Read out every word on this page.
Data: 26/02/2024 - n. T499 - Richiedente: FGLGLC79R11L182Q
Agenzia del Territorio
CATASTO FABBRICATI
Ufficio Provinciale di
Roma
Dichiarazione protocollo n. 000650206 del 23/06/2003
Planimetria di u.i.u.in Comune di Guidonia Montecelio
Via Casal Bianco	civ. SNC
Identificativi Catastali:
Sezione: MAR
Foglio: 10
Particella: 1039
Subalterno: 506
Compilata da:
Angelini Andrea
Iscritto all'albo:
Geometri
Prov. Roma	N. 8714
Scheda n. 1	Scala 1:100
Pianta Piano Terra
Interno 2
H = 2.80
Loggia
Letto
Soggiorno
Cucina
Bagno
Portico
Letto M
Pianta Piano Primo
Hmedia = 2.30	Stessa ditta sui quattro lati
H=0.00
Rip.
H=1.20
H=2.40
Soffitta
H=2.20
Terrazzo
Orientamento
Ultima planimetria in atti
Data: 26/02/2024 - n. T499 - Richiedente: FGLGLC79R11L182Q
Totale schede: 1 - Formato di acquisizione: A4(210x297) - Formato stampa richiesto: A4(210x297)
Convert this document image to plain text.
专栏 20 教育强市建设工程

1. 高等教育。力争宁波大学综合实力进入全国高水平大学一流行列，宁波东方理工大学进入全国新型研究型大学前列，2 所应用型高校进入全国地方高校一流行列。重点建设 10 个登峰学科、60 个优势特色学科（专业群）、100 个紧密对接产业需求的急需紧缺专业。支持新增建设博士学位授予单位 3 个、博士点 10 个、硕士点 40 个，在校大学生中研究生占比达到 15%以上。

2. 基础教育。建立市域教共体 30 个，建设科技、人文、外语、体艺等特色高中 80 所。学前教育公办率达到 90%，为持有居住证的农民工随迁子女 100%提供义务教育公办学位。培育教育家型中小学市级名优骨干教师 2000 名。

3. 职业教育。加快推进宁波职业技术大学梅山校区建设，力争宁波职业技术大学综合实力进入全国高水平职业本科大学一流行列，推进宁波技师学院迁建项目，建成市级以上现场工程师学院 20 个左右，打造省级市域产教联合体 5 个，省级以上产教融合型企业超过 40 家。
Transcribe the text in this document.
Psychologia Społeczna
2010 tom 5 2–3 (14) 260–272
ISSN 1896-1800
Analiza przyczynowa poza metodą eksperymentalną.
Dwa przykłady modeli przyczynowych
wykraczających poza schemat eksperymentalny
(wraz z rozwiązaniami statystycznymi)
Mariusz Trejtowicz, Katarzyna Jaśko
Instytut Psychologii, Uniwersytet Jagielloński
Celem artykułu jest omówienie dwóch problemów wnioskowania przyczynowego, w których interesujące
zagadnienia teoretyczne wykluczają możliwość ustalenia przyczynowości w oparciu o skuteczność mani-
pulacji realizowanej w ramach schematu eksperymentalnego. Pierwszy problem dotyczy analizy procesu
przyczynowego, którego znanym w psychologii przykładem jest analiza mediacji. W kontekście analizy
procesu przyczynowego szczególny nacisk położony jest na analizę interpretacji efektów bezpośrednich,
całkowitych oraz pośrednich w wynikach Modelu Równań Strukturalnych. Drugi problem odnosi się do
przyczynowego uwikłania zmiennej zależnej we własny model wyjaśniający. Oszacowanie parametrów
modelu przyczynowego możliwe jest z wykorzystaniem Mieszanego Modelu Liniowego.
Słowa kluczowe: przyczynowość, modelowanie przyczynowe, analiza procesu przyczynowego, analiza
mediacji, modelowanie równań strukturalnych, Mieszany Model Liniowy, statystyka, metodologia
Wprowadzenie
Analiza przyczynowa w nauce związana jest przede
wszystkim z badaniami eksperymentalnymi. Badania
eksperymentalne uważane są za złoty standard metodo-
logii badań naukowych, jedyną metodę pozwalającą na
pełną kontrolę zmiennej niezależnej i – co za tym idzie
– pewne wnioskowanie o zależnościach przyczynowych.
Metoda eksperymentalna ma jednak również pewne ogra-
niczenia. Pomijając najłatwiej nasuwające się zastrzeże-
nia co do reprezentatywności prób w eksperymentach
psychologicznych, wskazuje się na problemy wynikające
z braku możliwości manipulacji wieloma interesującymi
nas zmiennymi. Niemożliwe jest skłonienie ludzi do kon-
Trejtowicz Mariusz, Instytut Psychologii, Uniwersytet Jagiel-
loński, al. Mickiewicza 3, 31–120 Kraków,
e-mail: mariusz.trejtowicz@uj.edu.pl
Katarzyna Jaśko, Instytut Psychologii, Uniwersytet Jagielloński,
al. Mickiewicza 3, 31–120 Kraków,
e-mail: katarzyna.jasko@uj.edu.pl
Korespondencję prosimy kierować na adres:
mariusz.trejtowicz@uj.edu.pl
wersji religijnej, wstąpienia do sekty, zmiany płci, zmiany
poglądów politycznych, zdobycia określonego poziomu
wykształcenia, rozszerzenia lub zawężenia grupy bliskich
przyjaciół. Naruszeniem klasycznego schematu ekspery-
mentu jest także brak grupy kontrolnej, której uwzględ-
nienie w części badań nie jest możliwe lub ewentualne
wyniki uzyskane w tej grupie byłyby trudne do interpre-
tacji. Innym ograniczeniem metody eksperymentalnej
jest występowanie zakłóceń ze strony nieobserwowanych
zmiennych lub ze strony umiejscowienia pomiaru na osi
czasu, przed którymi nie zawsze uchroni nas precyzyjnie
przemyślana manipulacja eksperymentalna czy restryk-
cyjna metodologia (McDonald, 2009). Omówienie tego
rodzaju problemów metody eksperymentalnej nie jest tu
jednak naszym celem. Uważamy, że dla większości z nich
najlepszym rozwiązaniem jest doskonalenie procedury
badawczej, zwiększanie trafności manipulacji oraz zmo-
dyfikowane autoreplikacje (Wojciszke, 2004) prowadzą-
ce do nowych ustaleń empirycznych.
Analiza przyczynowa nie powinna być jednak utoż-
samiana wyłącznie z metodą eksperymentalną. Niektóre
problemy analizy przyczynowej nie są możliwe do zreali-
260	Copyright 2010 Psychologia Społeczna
# # # #
* _REQUIREMENT_: Return all of the data precisely as it appears.

* _RESULT FOR THIS EXERCISE_:
Read out every word on this page.
Data: 26/02/2024 - n. T499 - Richiedente: FGLGLC79R11L182Q
Agenzia del Territorio
CATASTO FABBRICATI
Ufficio Provinciale di
Roma
Dichiarazione protocollo n. 000650206 del 23/06/2003
Planimetria di u.i.u.in Comune di Guidonia Montecelio
Via Casal Bianco	civ. SNC
Identificativi Catastali:
Sezione: MAR
Foglio: 10
Particella: 1039
Subalterno: 506
Compilata da:
Angelini Andrea
Iscritto all'albo:
Geometri
Prov. Roma	N. 8714
Scheda n. 1	Scala 1:100
Pianta Piano Terra
Interno 2
H = 2.80
Loggia
Letto
Soggiorno
Cucina
Bagno
Portico
Letto M
Pianta Piano Primo
Hmedia = 2.30	Stessa ditta sui quattro lati
H=0.00
Rip.
H=1.20
H=2.40
Soffitta
H=2.20
Terrazzo
Orientamento
Ultima planimetria in atti
Data: 26/02/2024 - n. T499 - Richiedente: FGLGLC79R11L182Q
Totale schede: 1 - Formato di acquisizione: A4(210x297) - Formato stampa richiesto: A4(210x297)
Convert this document image to plain text.
专栏 20 教育强市建设工程

1. 高等教育。力争宁波大学综合实力进入全国高水平大学一流行列，宁波东方理工大学进入全国新型研究型大学前列，2 所应用型高校进入全国地方高校一流行列。重点建设 10 个登峰学科、60 个优势特色学科（专业群）、100 个紧密对接产业需求的急需紧缺专业。支持新增建设博士学位授予单位 3 个、博士点 10 个、硕士点 40 个，在校大学生中研究生占比达到 15%以上。

2. 基础教育。建立市域教共体 30 个，建设科技、人文、外语、体艺等特色高中 80 所。学前教育公办率达到 90%，为持有居住证的农民工随迁子女 100%提供义务教育公办学位。培育教育家型中小学市级名优骨干教师 2000 名。

3. 职业教育。加快推进宁波职业技术大学梅山校区建设，力争宁波职业技术大学综合实力进入全国高水平职业本科大学一流行列，推进宁波技师学院迁建项目，建成市级以上现场工程师学院 20 个左右，打造省级市域产教联合体 5 个，省级以上产教融合型企业超过 40 家。
Transcribe the text in this document.
Psychologia Społeczna
2010 tom 5 2–3 (14) 260–272
ISSN 1896-1800
Analiza przyczynowa poza metodą eksperymentalną.
Dwa przykłady modeli przyczynowych
wykraczających poza schemat eksperymentalny
(wraz z rozwiązaniami statystycznymi)
Mariusz Trejtowicz, Katarzyna Jaśko
Instytut Psychologii, Uniwersytet Jagielloński
Celem artykułu jest omówienie dwóch problemów wnioskowania przyczynowego, w których interesujące
zagadnienia teoretyczne wykluczają możliwość ustalenia przyczynowości w oparciu o skuteczność mani-
pulacji realizowanej w ramach schematu eksperymentalnego. Pierwszy problem dotyczy analizy procesu
przyczynowego, którego znanym w psychologii przykładem jest analiza mediacji. W kontekście analizy
procesu przyczynowego szczególny nacisk położony jest na analizę interpretacji efektów bezpośrednich,
całkowitych oraz pośrednich w wynikach Modelu Równań Strukturalnych. Drugi problem odnosi się do
przyczynowego uwikłania zmiennej zależnej we własny model wyjaśniający. Oszacowanie parametrów
modelu przyczynowego możliwe jest z wykorzystaniem Mieszanego Modelu Liniowego.
Słowa kluczowe: przyczynowość, modelowanie przyczynowe, analiza procesu przyczynowego, analiza
mediacji, modelowanie równań strukturalnych, Mieszany Model Liniowy, statystyka, metodologia
Wprowadzenie
Analiza przyczynowa w nauce związana jest przede
wszystkim z badaniami eksperymentalnymi. Badania
eksperymentalne uważane są za złoty standard metodo-
logii badań naukowych, jedyną metodę pozwalającą na
pełną kontrolę zmiennej niezależnej i – co za tym idzie
– pewne wnioskowanie o zależnościach przyczynowych.
Metoda eksperymentalna ma jednak również pewne ogra-
niczenia. Pomijając najłatwiej nasuwające się zastrzeże-
nia co do reprezentatywności prób w eksperymentach
psychologicznych, wskazuje się na problemy wynikające
z braku możliwości manipulacji wieloma interesującymi
nas zmiennymi. Niemożliwe jest skłonienie ludzi do kon-
Trejtowicz Mariusz, Instytut Psychologii, Uniwersytet Jagiel-
loński, al. Mickiewicza 3, 31–120 Kraków,
e-mail: mariusz.trejtowicz@uj.edu.pl
Katarzyna Jaśko, Instytut Psychologii, Uniwersytet Jagielloński,
al. Mickiewicza 3, 31–120 Kraków,
e-mail: katarzyna.jasko@uj.edu.pl
Korespondencję prosimy kierować na adres:
mariusz.trejtowicz@uj.edu.pl
wersji religijnej, wstąpienia do sekty, zmiany płci, zmiany
poglądów politycznych, zdobycia określonego poziomu
wykształcenia, rozszerzenia lub zawężenia grupy bliskich
przyjaciół. Naruszeniem klasycznego schematu ekspery-
mentu jest także brak grupy kontrolnej, której uwzględ-
nienie w części badań nie jest możliwe lub ewentualne
wyniki uzyskane w tej grupie byłyby trudne do interpre-
tacji. Innym ograniczeniem metody eksperymentalnej
jest występowanie zakłóceń ze strony nieobserwowanych
zmiennych lub ze strony umiejscowienia pomiaru na osi
czasu, przed którymi nie zawsze uchroni nas precyzyjnie
przemyślana manipulacja eksperymentalna czy restryk-
cyjna metodologia (McDonald, 2009). Omówienie tego
rodzaju problemów metody eksperymentalnej nie jest tu
jednak naszym celem. Uważamy, że dla większości z nich
najlepszym rozwiązaniem jest doskonalenie procedury
badawczej, zwiększanie trafności manipulacji oraz zmo-
dyfikowane autoreplikacje (Wojciszke, 2004) prowadzą-
ce do nowych ustaleń empirycznych.
Analiza przyczynowa nie powinna być jednak utoż-
samiana wyłącznie z metodą eksperymentalną. Niektóre
problemy analizy przyczynowej nie są możliwe do zreali-
260	Copyright 2010 Psychologia Społeczna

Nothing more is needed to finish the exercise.